** Begin Records to use **

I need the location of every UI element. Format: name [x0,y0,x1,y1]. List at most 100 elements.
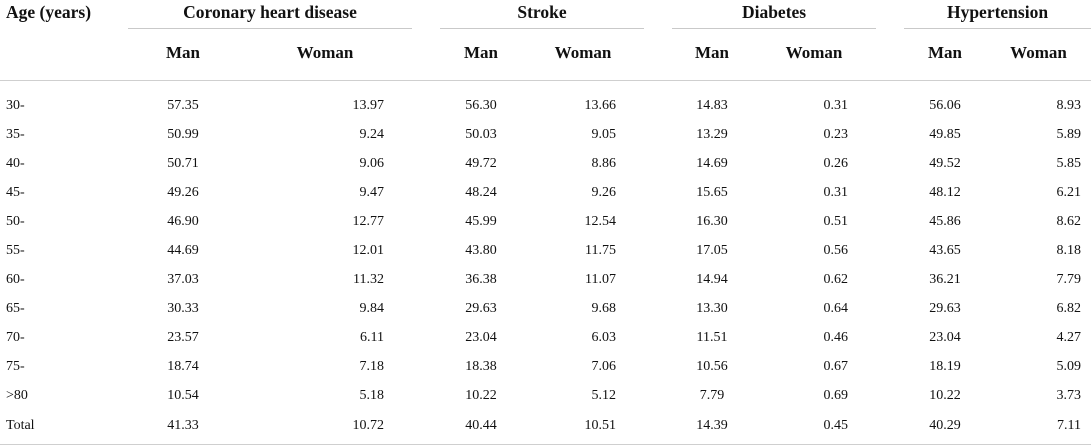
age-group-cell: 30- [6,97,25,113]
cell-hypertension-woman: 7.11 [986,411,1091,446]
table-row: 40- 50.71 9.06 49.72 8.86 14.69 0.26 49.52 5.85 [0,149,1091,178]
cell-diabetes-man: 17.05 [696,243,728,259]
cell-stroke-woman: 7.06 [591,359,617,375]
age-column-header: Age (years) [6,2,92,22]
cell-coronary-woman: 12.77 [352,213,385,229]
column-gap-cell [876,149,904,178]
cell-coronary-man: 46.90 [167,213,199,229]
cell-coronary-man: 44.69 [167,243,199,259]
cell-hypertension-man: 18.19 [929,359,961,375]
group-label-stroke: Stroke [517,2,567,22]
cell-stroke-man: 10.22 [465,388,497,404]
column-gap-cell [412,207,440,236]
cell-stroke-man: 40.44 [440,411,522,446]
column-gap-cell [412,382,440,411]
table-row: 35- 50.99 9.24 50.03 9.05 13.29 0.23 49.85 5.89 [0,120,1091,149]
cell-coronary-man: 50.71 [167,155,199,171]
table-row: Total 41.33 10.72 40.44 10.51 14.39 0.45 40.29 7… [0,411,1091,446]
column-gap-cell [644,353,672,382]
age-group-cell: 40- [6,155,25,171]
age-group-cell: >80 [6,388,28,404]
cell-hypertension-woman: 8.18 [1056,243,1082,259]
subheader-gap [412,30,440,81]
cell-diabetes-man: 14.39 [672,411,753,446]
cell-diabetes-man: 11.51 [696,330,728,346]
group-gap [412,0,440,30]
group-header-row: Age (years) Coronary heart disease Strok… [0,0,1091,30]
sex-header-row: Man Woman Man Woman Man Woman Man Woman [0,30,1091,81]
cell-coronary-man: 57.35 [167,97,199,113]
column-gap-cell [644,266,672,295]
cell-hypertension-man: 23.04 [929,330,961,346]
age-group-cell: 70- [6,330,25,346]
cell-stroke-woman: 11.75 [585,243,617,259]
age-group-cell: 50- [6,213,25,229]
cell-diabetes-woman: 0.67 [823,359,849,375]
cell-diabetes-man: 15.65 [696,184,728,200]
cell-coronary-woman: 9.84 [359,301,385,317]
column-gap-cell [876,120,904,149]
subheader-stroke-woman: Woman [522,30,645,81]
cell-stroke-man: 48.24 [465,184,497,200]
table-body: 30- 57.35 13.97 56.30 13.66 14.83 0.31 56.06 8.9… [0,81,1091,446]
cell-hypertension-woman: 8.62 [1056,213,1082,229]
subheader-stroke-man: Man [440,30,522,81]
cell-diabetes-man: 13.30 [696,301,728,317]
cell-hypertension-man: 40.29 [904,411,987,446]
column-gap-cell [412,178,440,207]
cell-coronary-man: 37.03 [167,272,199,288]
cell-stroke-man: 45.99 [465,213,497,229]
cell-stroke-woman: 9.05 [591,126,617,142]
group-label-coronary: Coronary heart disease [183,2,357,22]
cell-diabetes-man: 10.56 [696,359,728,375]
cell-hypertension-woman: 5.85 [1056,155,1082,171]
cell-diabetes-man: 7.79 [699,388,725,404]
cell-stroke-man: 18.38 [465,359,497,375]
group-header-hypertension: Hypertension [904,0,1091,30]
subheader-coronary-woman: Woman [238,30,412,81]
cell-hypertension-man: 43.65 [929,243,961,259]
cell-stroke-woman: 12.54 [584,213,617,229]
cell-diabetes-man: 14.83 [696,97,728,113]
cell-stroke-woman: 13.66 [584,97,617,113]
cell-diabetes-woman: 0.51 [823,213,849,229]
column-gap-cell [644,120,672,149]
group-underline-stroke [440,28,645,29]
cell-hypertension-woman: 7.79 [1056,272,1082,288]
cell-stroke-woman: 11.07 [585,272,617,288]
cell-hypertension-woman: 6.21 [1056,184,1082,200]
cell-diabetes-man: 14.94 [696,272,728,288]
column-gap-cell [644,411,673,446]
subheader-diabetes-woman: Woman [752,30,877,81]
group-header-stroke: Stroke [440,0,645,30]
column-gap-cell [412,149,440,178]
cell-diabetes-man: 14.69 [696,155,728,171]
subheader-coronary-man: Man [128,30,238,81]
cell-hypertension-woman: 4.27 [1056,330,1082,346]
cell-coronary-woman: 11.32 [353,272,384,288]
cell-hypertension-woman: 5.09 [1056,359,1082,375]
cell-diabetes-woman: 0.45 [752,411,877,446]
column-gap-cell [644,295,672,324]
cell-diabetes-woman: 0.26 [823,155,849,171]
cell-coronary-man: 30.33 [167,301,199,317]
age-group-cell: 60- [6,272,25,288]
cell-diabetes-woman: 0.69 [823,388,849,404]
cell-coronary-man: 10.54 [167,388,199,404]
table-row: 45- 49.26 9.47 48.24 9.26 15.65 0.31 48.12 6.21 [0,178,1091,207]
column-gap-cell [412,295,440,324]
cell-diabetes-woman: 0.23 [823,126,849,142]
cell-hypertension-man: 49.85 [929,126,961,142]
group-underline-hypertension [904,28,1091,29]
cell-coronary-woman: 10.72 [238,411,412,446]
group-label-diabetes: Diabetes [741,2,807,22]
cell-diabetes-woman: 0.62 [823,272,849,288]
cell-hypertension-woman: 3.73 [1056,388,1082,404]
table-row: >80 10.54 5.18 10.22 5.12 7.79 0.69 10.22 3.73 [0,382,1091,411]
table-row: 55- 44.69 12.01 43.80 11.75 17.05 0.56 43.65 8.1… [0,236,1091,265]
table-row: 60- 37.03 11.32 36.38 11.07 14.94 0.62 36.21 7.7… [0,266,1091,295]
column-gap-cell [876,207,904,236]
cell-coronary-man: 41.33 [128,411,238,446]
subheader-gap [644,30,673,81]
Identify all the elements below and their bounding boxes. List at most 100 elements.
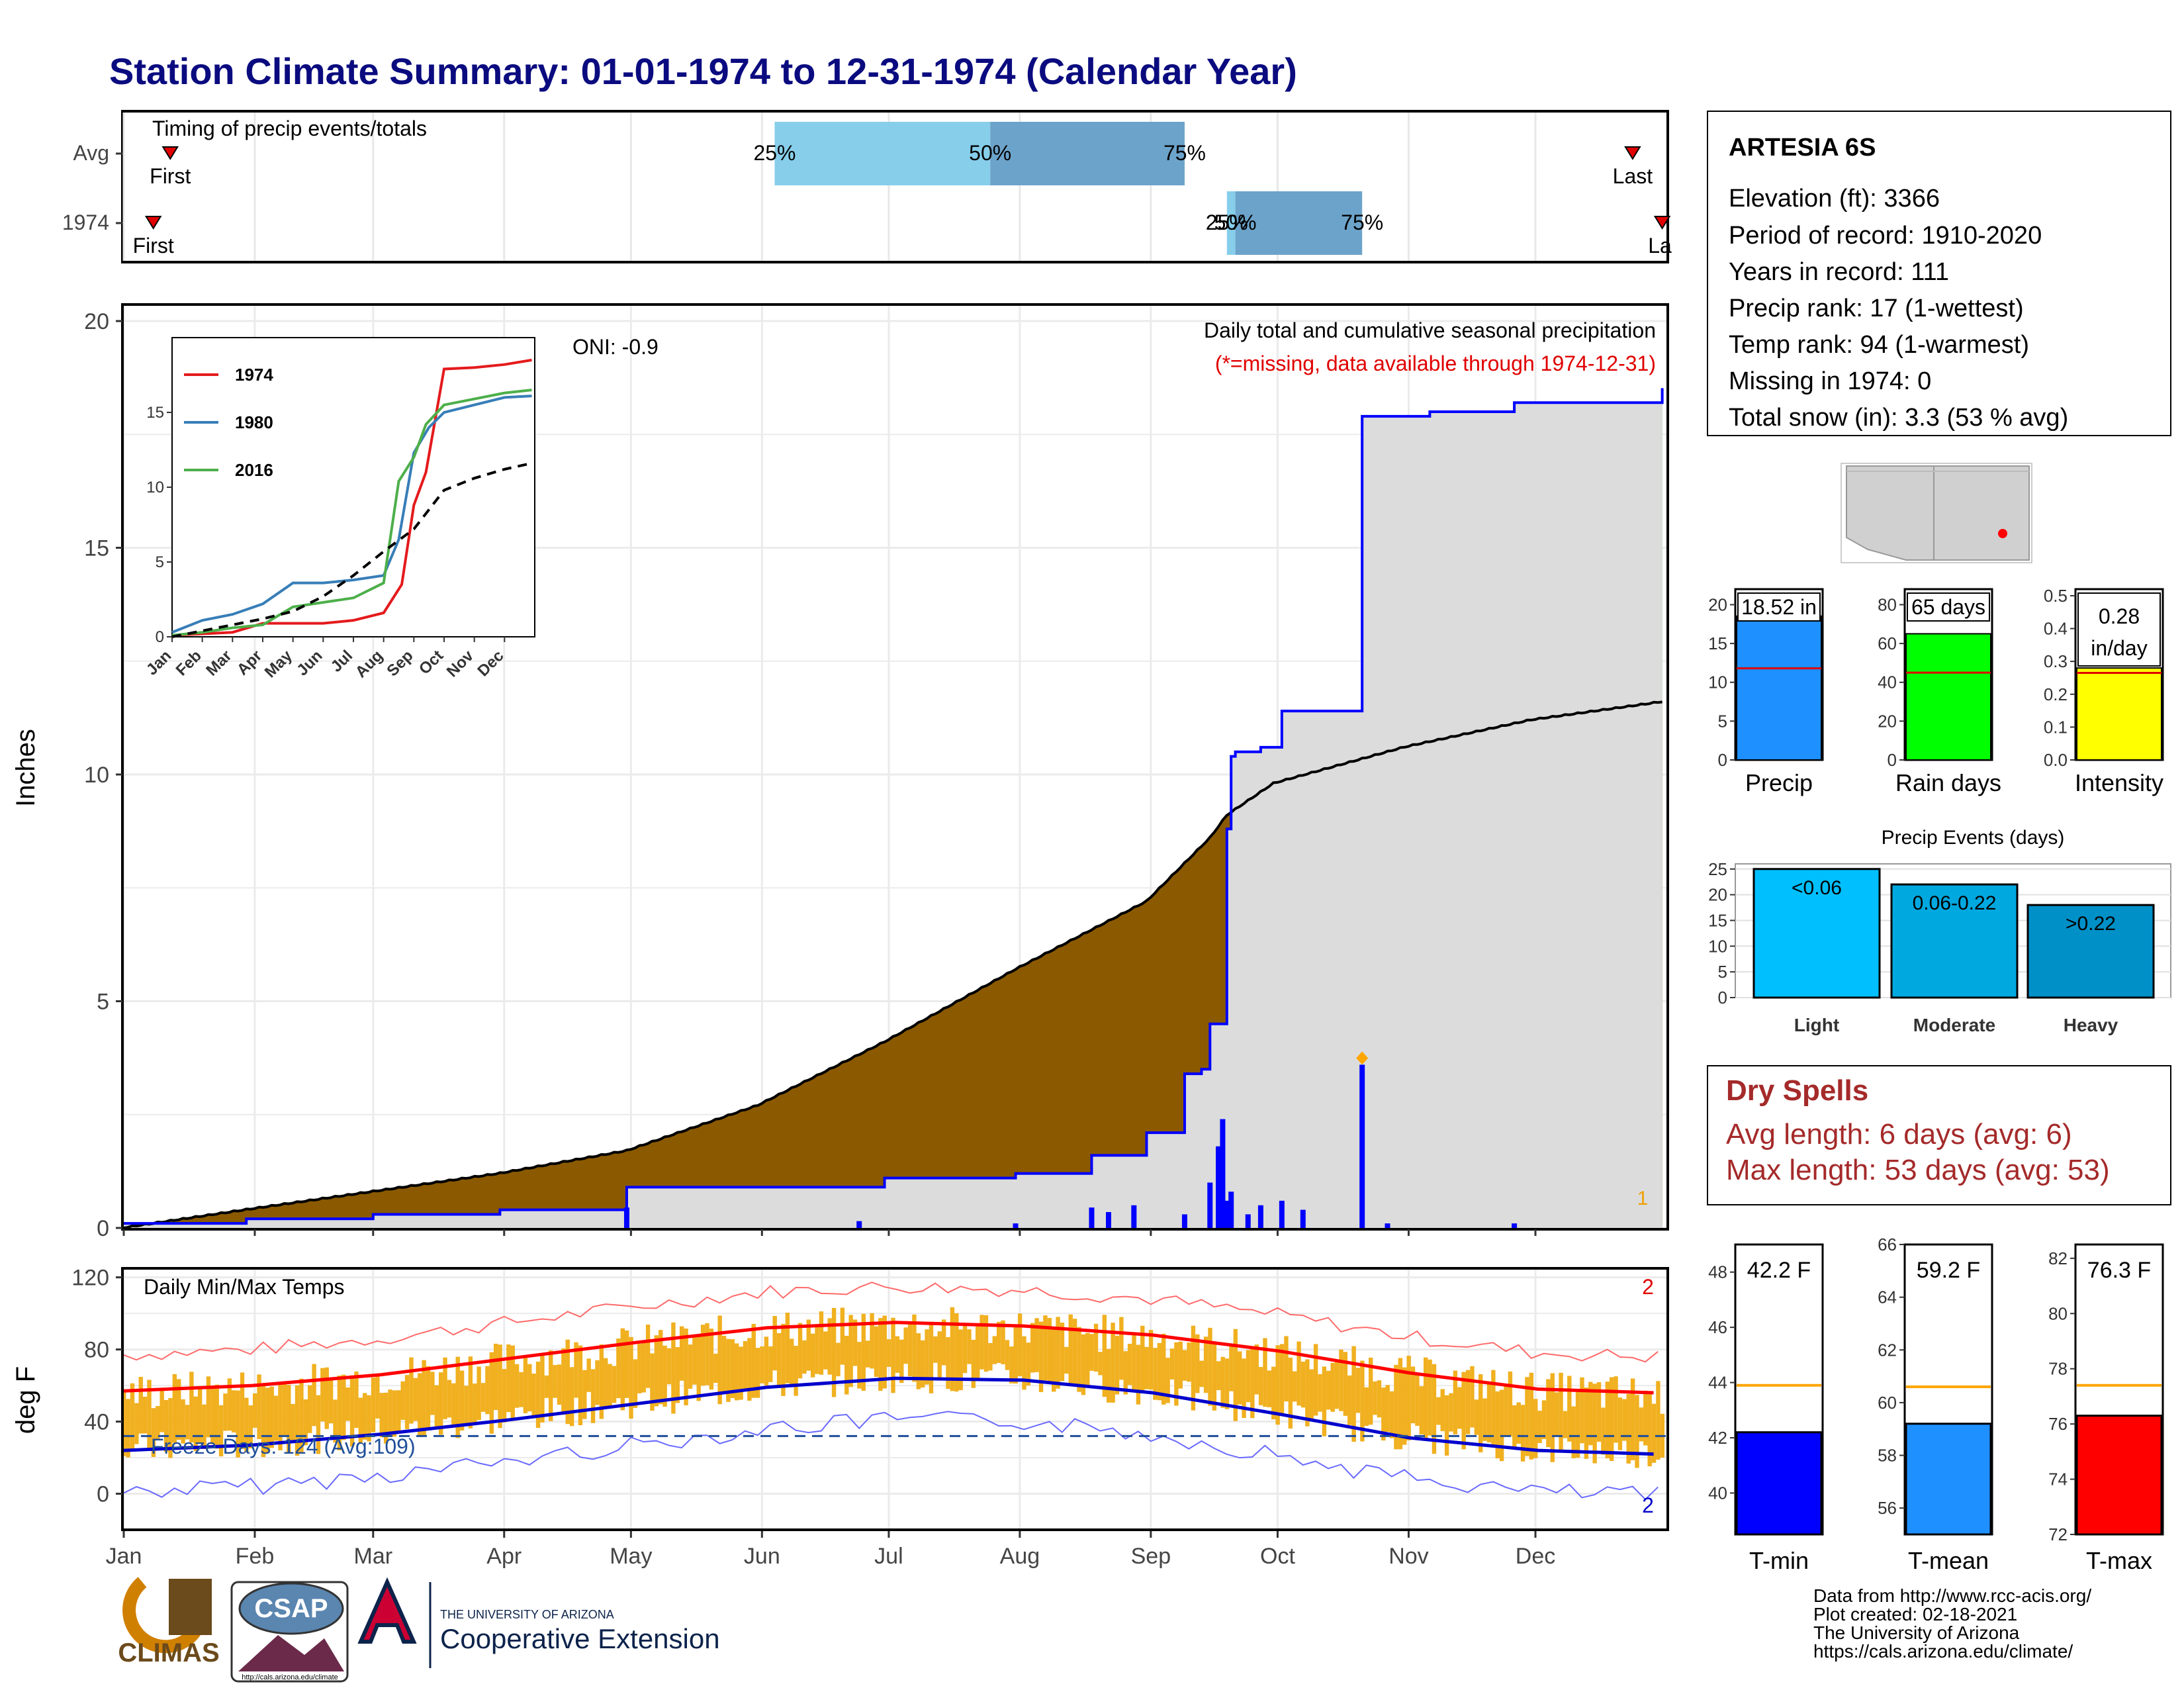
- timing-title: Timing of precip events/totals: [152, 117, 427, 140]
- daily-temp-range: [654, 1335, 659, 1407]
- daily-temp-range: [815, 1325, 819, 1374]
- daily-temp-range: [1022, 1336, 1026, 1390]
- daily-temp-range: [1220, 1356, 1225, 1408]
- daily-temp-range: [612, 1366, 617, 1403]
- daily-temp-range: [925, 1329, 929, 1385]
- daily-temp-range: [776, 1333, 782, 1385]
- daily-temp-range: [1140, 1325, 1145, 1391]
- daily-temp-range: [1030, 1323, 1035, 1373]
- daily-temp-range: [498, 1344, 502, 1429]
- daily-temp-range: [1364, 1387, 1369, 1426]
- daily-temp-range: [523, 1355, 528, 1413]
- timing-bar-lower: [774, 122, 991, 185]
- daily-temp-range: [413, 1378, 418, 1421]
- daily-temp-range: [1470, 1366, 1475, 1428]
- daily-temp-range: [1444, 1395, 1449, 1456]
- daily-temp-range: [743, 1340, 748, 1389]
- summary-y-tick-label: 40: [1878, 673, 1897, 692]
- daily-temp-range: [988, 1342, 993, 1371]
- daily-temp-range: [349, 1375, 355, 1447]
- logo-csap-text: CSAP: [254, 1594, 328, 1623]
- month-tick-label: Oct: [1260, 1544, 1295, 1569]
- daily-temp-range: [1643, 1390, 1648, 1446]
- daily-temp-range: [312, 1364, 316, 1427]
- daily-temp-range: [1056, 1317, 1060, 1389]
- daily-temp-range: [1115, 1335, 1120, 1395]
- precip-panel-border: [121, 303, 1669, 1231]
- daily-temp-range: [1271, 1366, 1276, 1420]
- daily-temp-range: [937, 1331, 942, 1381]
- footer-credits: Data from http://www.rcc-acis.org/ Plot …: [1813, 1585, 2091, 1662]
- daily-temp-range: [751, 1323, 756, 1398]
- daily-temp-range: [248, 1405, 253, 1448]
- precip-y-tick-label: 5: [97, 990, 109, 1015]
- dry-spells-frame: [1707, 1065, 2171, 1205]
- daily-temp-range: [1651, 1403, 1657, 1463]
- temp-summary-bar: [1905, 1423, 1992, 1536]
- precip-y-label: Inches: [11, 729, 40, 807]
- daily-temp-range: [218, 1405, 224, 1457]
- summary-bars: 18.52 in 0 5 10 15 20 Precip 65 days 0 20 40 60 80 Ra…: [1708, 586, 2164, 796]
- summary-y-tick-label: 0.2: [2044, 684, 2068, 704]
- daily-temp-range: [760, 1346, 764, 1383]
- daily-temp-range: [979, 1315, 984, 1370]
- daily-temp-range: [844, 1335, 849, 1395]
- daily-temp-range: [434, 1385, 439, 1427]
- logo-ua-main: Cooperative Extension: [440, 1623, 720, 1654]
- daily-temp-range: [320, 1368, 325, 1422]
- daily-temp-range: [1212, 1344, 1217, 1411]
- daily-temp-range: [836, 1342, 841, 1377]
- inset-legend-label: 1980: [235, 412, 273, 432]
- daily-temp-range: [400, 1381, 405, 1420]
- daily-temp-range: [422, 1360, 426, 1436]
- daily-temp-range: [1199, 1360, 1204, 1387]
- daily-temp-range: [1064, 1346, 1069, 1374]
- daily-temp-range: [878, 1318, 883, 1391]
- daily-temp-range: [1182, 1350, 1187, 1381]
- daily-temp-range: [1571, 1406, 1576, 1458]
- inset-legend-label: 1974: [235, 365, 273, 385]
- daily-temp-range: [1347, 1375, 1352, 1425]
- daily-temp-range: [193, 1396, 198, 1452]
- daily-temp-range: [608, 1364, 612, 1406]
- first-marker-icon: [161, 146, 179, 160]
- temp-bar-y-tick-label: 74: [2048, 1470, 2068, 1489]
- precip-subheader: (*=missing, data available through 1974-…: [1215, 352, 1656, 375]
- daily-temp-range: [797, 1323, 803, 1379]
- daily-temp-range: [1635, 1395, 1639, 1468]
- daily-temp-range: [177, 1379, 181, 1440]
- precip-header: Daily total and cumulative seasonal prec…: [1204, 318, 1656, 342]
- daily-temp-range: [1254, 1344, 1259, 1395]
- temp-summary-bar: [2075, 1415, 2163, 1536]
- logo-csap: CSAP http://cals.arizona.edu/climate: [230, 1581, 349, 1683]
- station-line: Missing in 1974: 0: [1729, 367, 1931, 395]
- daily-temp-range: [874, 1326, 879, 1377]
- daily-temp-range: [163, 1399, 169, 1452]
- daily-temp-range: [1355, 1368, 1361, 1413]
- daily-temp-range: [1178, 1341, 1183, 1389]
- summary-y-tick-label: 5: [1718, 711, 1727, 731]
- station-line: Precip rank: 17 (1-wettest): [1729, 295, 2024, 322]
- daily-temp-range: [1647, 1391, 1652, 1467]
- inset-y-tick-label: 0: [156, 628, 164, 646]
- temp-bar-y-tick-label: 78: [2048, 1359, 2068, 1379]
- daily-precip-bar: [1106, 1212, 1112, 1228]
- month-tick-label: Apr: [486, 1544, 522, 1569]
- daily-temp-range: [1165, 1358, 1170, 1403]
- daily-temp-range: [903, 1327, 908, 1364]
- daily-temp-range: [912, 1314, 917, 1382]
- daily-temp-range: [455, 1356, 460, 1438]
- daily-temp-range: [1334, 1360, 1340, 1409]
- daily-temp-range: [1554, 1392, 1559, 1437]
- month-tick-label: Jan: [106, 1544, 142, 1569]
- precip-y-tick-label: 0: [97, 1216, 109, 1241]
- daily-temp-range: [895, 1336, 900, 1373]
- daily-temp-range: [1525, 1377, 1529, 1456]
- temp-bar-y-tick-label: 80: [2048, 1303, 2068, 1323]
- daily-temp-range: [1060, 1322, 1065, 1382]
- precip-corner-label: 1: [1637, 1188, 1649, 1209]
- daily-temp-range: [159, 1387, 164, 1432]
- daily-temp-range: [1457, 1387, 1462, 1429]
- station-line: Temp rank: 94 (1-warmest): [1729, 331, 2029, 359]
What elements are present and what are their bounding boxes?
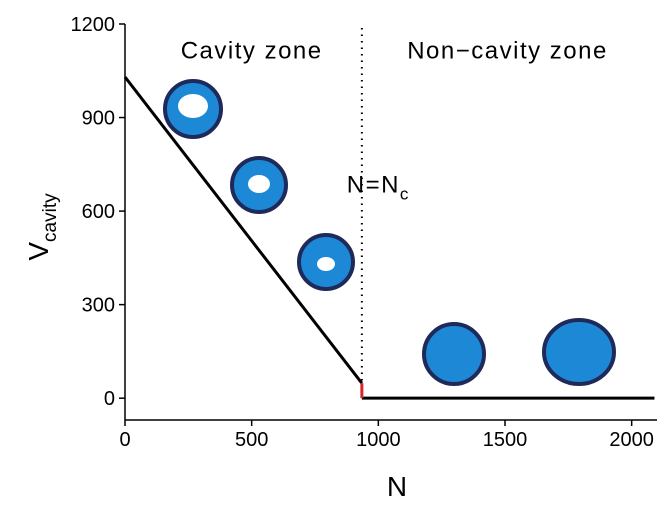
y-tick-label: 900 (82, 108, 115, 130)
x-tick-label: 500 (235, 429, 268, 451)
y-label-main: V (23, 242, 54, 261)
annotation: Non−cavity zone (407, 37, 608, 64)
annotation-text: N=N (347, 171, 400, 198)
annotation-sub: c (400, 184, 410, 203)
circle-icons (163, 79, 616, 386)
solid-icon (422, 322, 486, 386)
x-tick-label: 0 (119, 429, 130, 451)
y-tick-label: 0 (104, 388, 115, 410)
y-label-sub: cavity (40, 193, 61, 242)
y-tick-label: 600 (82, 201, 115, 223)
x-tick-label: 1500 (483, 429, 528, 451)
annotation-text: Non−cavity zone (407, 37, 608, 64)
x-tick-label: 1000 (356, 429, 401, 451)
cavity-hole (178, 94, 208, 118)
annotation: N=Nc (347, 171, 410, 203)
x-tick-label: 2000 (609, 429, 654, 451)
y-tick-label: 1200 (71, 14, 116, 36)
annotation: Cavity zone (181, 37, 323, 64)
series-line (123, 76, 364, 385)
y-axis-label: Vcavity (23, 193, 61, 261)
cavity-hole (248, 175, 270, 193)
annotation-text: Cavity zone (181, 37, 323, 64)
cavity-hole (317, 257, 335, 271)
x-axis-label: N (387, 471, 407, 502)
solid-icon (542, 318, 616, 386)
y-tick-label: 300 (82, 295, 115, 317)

** End Records to use **

The task: Reproduce verbatim the lines of the entries starting at the one containing "- timing-title: Timing" and ending at the one containing "- daily-temp-range: [1115, 1335, 1120, 1395]", both of these included.

Task solution:
- timing-title: Timing of precip events/totals: [152, 117, 427, 140]
- daily-temp-range: [654, 1335, 659, 1407]
- daily-temp-range: [815, 1325, 819, 1374]
- daily-temp-range: [1022, 1336, 1026, 1390]
- daily-temp-range: [1220, 1356, 1225, 1408]
- daily-temp-range: [612, 1366, 617, 1403]
- daily-temp-range: [925, 1329, 929, 1385]
- daily-temp-range: [776, 1333, 782, 1385]
- daily-temp-range: [1140, 1325, 1145, 1391]
- daily-temp-range: [1030, 1323, 1035, 1373]
- daily-temp-range: [498, 1344, 502, 1429]
- daily-temp-range: [1364, 1387, 1369, 1426]
- daily-temp-range: [523, 1355, 528, 1413]
- timing-bar-lower: [774, 122, 991, 185]
- daily-temp-range: [413, 1378, 418, 1421]
- daily-temp-range: [1470, 1366, 1475, 1428]
- daily-temp-range: [1444, 1395, 1449, 1456]
- daily-temp-range: [743, 1340, 748, 1389]
- summary-y-tick-label: 40: [1878, 673, 1897, 692]
- daily-temp-range: [988, 1342, 993, 1371]
- daily-temp-range: [349, 1375, 355, 1447]
- logo-csap-text: CSAP: [254, 1594, 328, 1623]
- month-tick-label: Oct: [1260, 1544, 1295, 1569]
- daily-temp-range: [1643, 1390, 1648, 1446]
- daily-temp-range: [312, 1364, 316, 1427]
- daily-temp-range: [1056, 1317, 1060, 1389]
- daily-temp-range: [1115, 1335, 1120, 1395]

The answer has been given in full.